[Stored entries]

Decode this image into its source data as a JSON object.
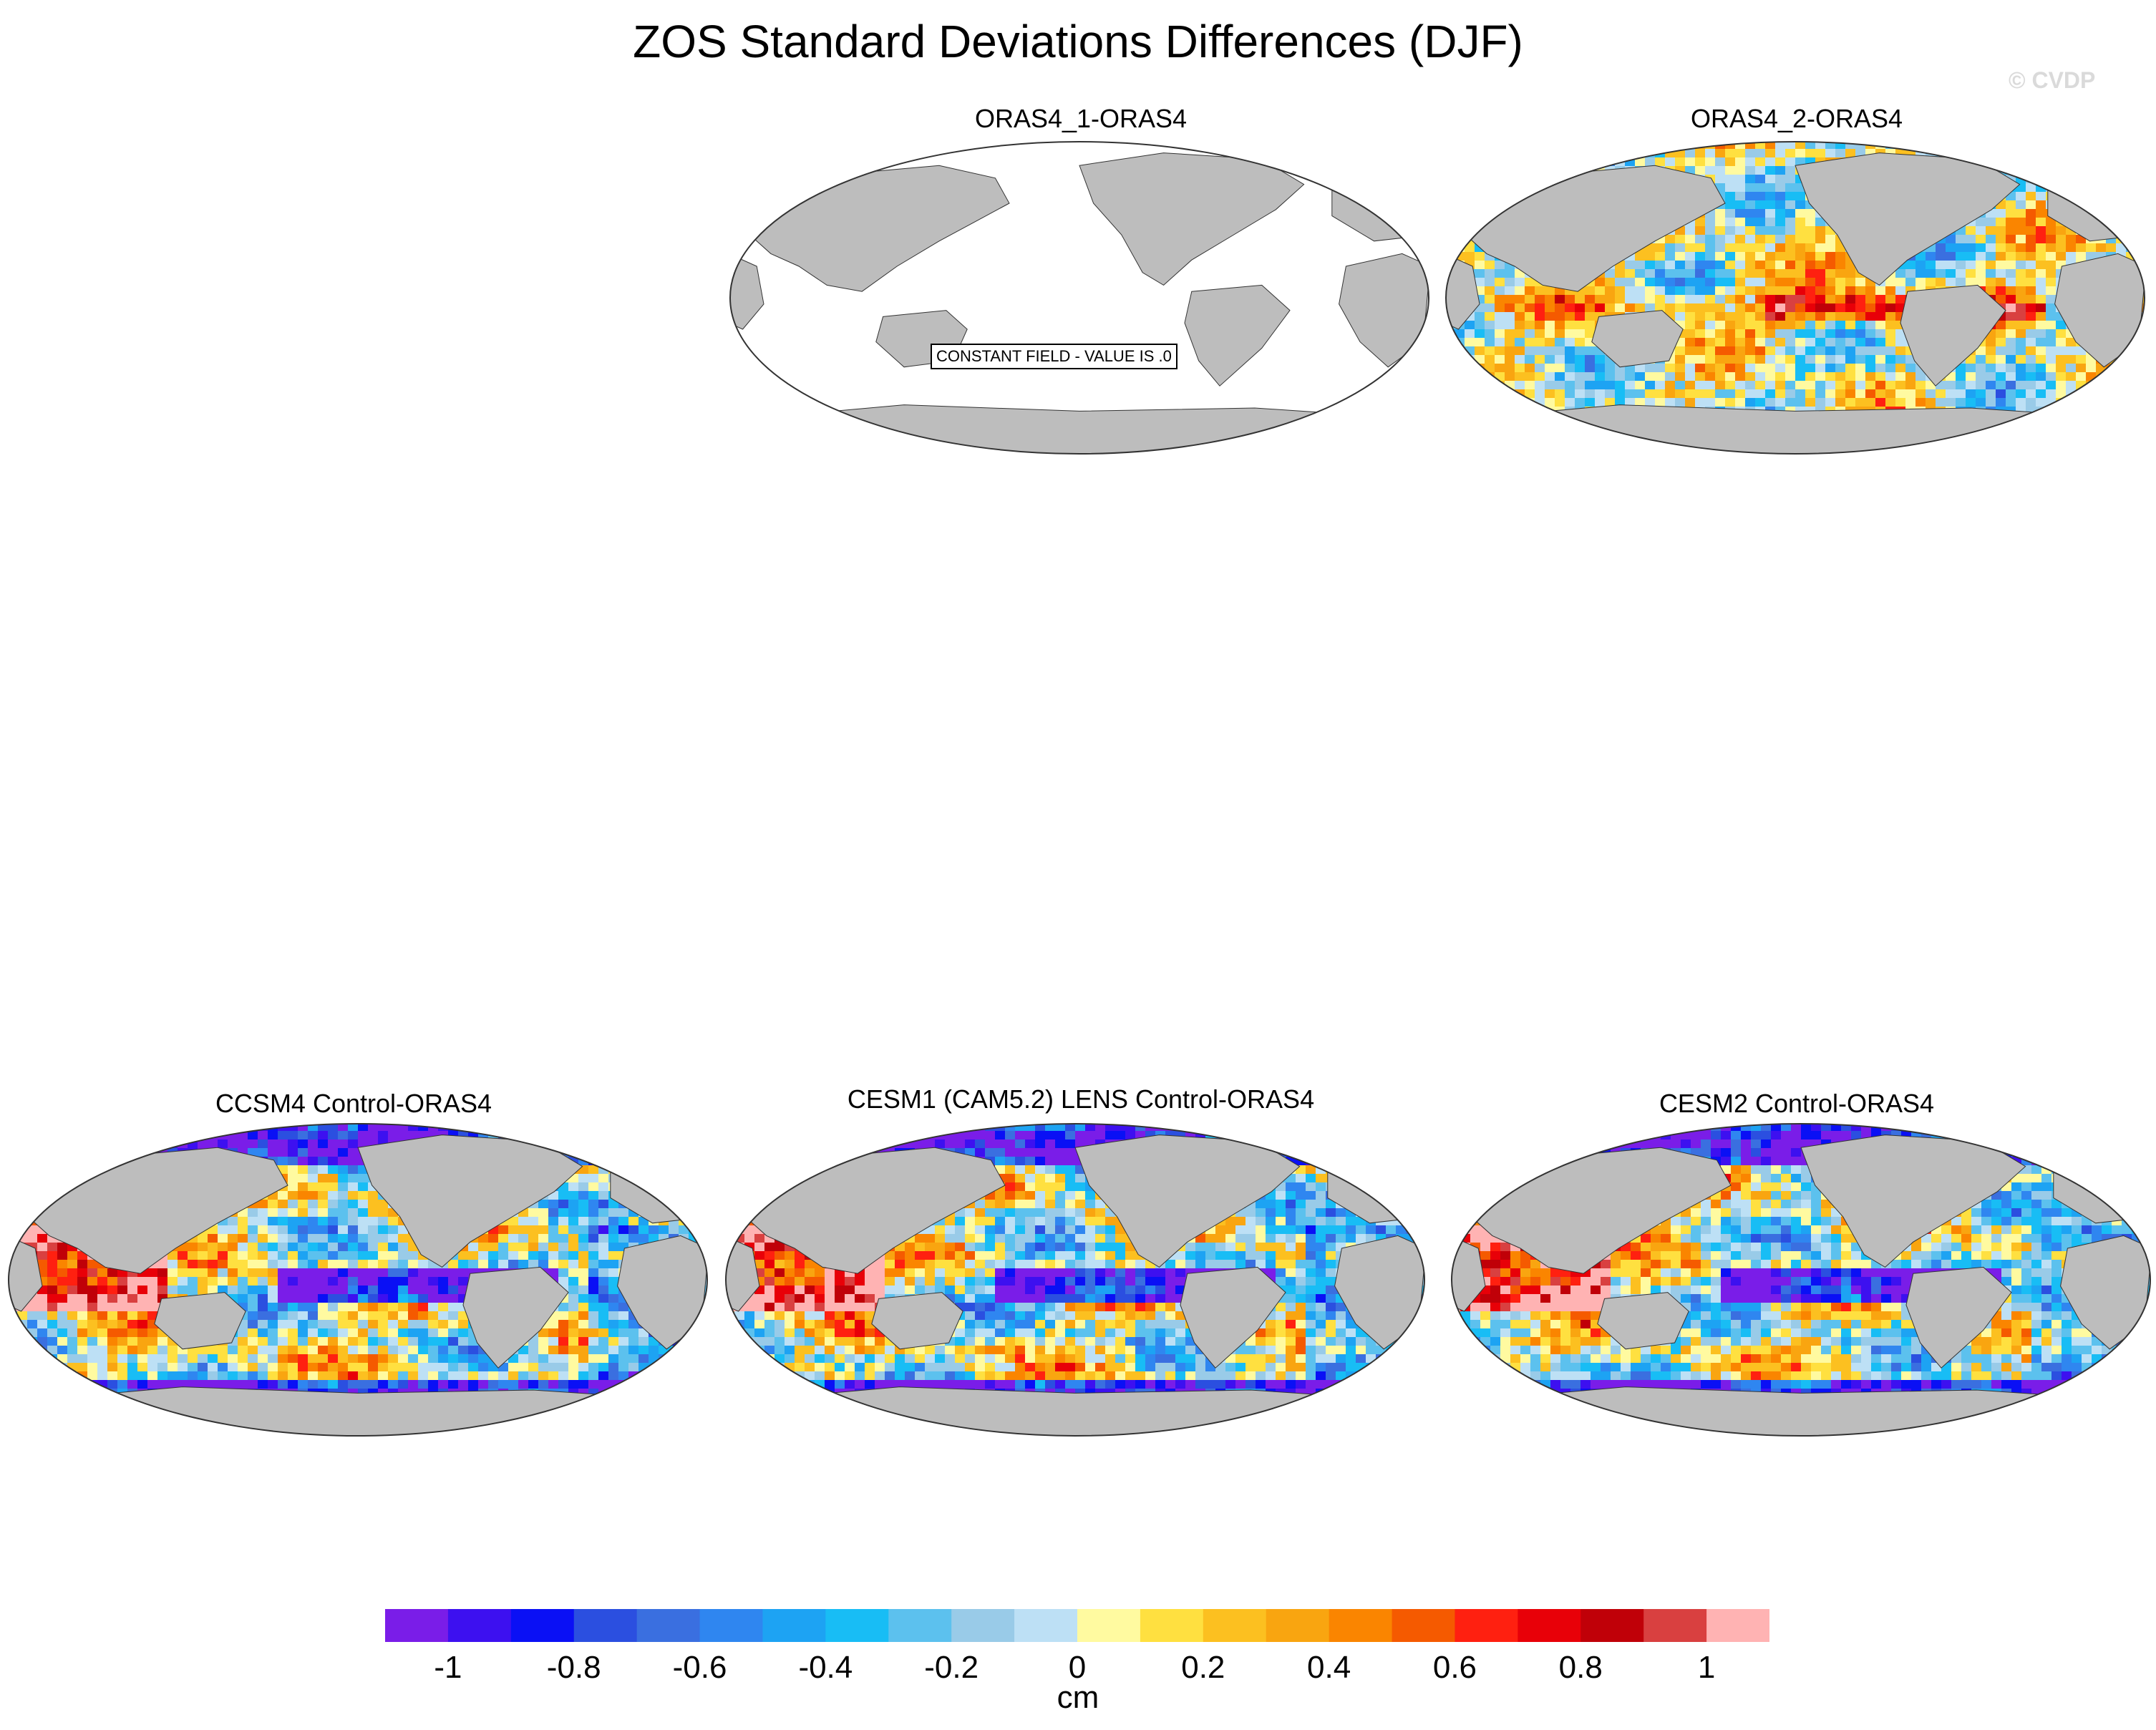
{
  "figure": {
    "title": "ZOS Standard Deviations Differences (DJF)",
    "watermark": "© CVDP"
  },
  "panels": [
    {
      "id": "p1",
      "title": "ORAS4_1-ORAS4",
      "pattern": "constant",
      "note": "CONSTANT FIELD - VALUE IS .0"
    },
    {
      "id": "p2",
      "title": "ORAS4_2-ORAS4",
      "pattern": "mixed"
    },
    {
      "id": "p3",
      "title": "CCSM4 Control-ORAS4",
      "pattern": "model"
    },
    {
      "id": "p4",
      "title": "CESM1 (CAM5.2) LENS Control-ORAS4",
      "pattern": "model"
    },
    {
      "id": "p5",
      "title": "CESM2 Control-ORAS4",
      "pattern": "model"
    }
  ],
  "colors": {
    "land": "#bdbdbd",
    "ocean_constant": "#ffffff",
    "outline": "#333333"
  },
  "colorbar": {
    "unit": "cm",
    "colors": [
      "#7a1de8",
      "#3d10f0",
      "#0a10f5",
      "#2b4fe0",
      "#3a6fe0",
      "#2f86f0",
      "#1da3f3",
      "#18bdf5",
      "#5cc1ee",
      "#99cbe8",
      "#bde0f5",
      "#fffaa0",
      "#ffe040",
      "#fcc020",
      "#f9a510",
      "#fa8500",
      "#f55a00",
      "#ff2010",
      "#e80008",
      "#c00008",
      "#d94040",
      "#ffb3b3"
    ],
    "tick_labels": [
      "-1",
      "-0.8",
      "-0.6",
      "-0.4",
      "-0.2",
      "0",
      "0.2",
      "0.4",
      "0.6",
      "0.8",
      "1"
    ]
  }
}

--- REQUIRED WORK ---
All of the data above should be quoted exactly, except for the pictures.

--- SOLUTION FOR THIS PROBLEM ---
Decode this image into its source data as a JSON object.
{
  "figure": {
    "title": "ZOS Standard Deviations Differences (DJF)",
    "watermark": "© CVDP"
  },
  "panels": [
    {
      "id": "p1",
      "title": "ORAS4_1-ORAS4",
      "pattern": "constant",
      "note": "CONSTANT FIELD - VALUE IS .0"
    },
    {
      "id": "p2",
      "title": "ORAS4_2-ORAS4",
      "pattern": "mixed"
    },
    {
      "id": "p3",
      "title": "CCSM4 Control-ORAS4",
      "pattern": "model"
    },
    {
      "id": "p4",
      "title": "CESM1 (CAM5.2) LENS Control-ORAS4",
      "pattern": "model"
    },
    {
      "id": "p5",
      "title": "CESM2 Control-ORAS4",
      "pattern": "model"
    }
  ],
  "colors": {
    "land": "#bdbdbd",
    "ocean_constant": "#ffffff",
    "outline": "#333333"
  },
  "colorbar": {
    "unit": "cm",
    "colors": [
      "#7a1de8",
      "#3d10f0",
      "#0a10f5",
      "#2b4fe0",
      "#3a6fe0",
      "#2f86f0",
      "#1da3f3",
      "#18bdf5",
      "#5cc1ee",
      "#99cbe8",
      "#bde0f5",
      "#fffaa0",
      "#ffe040",
      "#fcc020",
      "#f9a510",
      "#fa8500",
      "#f55a00",
      "#ff2010",
      "#e80008",
      "#c00008",
      "#d94040",
      "#ffb3b3"
    ],
    "tick_labels": [
      "-1",
      "-0.8",
      "-0.6",
      "-0.4",
      "-0.2",
      "0",
      "0.2",
      "0.4",
      "0.6",
      "0.8",
      "1"
    ]
  }
}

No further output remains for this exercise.